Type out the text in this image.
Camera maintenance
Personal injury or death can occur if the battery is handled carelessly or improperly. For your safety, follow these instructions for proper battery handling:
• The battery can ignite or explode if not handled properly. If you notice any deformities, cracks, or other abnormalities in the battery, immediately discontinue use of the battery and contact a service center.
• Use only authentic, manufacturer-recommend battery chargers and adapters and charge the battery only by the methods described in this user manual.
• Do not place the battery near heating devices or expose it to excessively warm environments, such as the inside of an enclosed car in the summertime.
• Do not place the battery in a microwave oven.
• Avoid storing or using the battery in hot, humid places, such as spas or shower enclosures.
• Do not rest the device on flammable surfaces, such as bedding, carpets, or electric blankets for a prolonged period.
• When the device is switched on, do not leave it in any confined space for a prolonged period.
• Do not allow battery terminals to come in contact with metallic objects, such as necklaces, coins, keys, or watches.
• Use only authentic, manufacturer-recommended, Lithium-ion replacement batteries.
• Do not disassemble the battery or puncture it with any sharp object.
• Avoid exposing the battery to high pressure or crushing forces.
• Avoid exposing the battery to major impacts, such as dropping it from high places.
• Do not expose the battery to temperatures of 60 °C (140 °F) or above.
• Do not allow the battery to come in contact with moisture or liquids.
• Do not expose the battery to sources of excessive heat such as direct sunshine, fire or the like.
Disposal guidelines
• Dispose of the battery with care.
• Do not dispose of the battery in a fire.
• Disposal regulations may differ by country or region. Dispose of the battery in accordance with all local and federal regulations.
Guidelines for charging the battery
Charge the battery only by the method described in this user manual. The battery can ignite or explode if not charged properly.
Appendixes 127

**STATED GOAL:** Could you transcribe the records in full, exactly?

**CORRECT RESULT:**
Type out the text in this image.
Camera maintenance
Personal injury or death can occur if the battery is handled carelessly or improperly. For your safety, follow these instructions for proper battery handling:
• The battery can ignite or explode if not handled properly. If you notice any deformities, cracks, or other abnormalities in the battery, immediately discontinue use of the battery and contact a service center.
• Use only authentic, manufacturer-recommend battery chargers and adapters and charge the battery only by the methods described in this user manual.
• Do not place the battery near heating devices or expose it to excessively warm environments, such as the inside of an enclosed car in the summertime.
• Do not place the battery in a microwave oven.
• Avoid storing or using the battery in hot, humid places, such as spas or shower enclosures.
• Do not rest the device on flammable surfaces, such as bedding, carpets, or electric blankets for a prolonged period.
• When the device is switched on, do not leave it in any confined space for a prolonged period.
• Do not allow battery terminals to come in contact with metallic objects, such as necklaces, coins, keys, or watches.
• Use only authentic, manufacturer-recommended, Lithium-ion replacement batteries.
• Do not disassemble the battery or puncture it with any sharp object.
• Avoid exposing the battery to high pressure or crushing forces.
• Avoid exposing the battery to major impacts, such as dropping it from high places.
• Do not expose the battery to temperatures of 60 °C (140 °F) or above.
• Do not allow the battery to come in contact with moisture or liquids.
• Do not expose the battery to sources of excessive heat such as direct sunshine, fire or the like.
Disposal guidelines
• Dispose of the battery with care.
• Do not dispose of the battery in a fire.
• Disposal regulations may differ by country or region. Dispose of the battery in accordance with all local and federal regulations.
Guidelines for charging the battery
Charge the battery only by the method described in this user manual. The battery can ignite or explode if not charged properly.
Appendixes 127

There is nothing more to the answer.